**WHAT YOU HAVE TO DO:** Copy out every line in which the string "name" occurs.

**PROVIDED RECORDS:**
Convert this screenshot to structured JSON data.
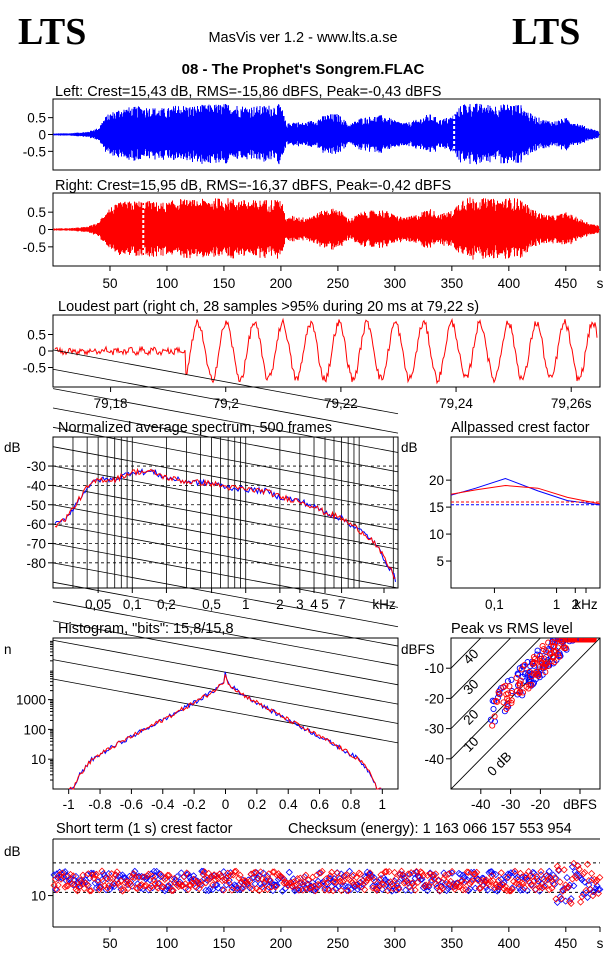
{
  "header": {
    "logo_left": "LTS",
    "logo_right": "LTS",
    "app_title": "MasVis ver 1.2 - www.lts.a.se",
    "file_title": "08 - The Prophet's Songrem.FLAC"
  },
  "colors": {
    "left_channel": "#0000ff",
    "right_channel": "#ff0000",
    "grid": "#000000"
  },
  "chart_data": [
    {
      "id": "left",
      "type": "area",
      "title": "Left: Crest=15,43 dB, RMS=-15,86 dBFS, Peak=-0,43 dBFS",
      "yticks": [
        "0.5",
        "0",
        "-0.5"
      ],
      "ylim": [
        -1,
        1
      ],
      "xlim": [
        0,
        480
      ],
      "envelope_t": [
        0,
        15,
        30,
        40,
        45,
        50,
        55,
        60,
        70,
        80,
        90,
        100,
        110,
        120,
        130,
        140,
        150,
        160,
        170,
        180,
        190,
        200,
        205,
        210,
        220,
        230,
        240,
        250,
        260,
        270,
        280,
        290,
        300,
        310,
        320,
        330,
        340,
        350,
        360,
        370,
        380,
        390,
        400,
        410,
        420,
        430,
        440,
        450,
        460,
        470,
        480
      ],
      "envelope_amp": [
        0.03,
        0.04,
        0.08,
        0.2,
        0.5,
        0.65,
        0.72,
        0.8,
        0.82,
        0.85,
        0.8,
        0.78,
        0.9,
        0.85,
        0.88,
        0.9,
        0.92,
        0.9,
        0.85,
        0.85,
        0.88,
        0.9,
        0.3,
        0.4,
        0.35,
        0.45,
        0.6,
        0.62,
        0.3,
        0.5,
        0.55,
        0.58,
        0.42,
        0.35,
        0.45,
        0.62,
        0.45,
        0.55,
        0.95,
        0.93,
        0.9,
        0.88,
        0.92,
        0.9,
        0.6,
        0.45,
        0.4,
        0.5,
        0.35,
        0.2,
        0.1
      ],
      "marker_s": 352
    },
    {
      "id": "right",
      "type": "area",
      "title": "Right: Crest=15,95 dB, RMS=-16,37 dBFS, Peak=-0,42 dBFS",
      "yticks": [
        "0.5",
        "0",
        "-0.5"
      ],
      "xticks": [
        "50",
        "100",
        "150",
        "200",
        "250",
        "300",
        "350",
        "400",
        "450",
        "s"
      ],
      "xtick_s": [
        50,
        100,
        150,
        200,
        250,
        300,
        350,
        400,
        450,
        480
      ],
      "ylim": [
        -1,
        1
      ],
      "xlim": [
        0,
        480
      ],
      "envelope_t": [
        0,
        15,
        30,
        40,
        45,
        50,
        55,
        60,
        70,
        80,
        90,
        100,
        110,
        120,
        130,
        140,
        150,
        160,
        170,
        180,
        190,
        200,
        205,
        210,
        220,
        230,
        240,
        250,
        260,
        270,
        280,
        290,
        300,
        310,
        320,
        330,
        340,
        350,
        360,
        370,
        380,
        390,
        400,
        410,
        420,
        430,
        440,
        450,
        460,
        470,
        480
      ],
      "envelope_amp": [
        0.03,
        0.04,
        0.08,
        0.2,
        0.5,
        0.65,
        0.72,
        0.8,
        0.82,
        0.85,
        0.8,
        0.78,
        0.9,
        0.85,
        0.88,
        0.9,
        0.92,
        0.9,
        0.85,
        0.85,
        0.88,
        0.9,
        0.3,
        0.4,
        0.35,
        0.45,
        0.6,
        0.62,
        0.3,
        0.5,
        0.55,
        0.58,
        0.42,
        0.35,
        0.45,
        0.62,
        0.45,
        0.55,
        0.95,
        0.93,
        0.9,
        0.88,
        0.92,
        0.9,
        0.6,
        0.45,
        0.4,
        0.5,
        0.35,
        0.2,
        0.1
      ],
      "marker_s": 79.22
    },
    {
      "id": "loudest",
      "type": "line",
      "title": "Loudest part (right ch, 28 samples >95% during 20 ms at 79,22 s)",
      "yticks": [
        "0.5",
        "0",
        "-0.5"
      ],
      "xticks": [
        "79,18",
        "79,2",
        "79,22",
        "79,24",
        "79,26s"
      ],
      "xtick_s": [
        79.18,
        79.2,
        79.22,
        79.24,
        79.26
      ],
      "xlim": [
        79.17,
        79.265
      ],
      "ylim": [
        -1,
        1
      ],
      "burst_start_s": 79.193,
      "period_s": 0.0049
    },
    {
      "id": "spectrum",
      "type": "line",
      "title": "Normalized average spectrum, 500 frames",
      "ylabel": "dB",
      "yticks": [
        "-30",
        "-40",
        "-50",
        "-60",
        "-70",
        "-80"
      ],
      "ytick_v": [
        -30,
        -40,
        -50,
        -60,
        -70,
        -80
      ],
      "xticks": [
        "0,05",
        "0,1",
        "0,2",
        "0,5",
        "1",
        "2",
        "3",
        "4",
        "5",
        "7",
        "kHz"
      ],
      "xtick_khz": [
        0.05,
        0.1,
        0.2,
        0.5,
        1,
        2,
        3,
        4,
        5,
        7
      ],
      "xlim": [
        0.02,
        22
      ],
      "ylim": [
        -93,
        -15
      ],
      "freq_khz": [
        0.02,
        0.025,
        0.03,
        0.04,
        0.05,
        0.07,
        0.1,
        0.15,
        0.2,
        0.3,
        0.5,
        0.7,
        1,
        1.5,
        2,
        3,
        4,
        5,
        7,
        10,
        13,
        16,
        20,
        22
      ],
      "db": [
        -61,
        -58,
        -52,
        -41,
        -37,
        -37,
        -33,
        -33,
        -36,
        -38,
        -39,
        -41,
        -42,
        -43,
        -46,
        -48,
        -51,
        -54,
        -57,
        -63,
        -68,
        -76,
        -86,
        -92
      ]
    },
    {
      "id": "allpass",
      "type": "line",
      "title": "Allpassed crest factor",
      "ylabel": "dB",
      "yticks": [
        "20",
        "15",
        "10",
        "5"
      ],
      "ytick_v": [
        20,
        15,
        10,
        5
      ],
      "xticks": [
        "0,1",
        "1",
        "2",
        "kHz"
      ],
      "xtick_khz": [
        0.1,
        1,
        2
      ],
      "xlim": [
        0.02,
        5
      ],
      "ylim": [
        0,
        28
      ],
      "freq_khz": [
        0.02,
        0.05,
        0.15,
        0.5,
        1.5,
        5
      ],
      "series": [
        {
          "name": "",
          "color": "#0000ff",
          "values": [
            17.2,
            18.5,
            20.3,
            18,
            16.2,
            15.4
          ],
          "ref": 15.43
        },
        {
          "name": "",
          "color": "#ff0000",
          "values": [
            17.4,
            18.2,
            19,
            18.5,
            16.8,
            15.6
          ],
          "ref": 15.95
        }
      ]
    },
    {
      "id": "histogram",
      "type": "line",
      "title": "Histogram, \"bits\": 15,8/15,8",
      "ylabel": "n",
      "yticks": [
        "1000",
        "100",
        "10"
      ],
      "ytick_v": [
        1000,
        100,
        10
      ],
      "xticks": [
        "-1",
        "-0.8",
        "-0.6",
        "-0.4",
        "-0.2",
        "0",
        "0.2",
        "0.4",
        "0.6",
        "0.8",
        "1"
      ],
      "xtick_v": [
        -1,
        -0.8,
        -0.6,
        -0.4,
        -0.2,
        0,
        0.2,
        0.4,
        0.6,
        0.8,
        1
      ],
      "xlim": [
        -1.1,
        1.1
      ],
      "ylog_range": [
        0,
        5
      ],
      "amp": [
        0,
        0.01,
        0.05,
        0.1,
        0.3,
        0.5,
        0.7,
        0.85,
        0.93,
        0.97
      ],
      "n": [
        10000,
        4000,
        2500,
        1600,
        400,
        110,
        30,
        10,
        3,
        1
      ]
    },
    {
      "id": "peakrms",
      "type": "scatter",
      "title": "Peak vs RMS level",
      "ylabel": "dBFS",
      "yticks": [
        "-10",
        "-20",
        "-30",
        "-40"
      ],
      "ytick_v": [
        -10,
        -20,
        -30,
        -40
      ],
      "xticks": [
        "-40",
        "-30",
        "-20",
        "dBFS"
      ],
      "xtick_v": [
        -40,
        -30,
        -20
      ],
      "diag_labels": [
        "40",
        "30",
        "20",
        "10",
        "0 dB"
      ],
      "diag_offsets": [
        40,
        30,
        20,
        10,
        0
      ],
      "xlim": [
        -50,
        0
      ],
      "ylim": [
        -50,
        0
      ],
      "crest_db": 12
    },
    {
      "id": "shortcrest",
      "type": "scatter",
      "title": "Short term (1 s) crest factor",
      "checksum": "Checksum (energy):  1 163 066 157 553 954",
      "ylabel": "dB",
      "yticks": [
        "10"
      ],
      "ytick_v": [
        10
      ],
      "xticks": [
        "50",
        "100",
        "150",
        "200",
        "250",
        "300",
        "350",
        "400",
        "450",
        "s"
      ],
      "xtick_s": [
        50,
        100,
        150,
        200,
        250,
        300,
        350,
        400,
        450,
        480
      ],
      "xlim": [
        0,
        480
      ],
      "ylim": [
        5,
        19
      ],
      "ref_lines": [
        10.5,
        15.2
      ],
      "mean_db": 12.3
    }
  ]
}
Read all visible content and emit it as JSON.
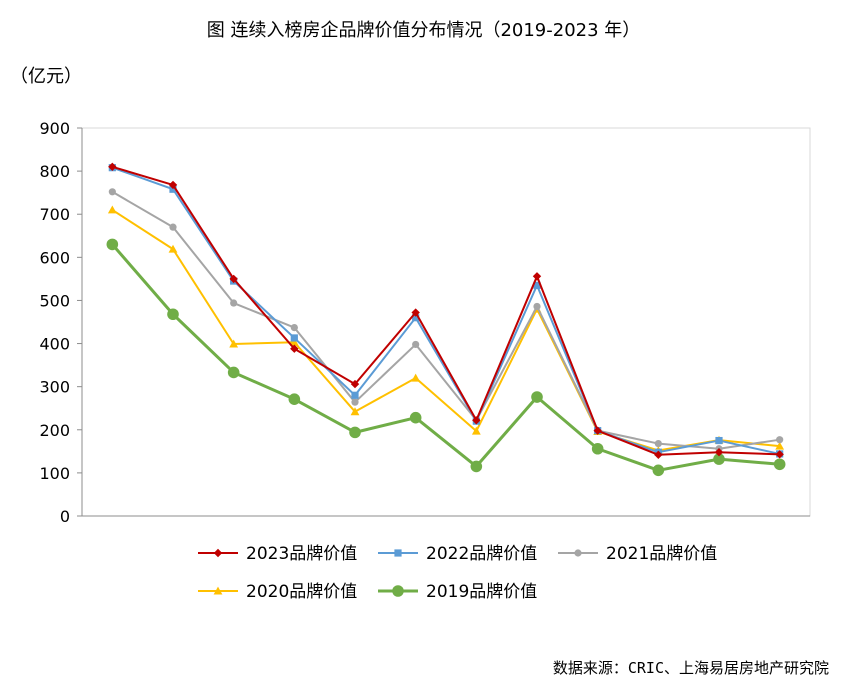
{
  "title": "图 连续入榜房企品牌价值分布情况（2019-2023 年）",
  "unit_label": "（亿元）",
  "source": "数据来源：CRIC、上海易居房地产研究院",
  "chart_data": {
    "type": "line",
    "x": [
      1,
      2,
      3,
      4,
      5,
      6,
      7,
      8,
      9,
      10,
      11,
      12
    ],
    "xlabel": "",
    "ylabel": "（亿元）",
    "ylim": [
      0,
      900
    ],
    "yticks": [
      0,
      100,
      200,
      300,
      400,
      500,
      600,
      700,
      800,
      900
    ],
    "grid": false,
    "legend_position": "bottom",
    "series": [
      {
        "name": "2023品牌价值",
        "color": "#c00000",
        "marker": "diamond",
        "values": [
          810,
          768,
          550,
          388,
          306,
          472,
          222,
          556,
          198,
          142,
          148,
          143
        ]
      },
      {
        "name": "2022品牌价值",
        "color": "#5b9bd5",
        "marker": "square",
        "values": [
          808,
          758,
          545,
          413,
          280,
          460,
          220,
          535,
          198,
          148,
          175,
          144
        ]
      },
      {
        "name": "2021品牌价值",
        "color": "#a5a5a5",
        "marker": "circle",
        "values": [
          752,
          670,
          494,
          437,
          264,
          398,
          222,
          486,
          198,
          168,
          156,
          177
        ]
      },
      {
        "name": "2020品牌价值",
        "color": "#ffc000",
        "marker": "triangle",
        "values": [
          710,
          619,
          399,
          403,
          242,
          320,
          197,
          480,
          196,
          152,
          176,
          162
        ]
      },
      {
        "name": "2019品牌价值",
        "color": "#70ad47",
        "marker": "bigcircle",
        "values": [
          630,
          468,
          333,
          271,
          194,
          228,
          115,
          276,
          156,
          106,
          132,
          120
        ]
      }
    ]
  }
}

**RESULT OF THE EXERCISE:**
          "name": "",
          "name": "",
        "name": "2023品牌价值",
        "name": "2022品牌价值",
        "name": "2021品牌价值",
        "name": "2020品牌价值",
        "name": "2019品牌价值",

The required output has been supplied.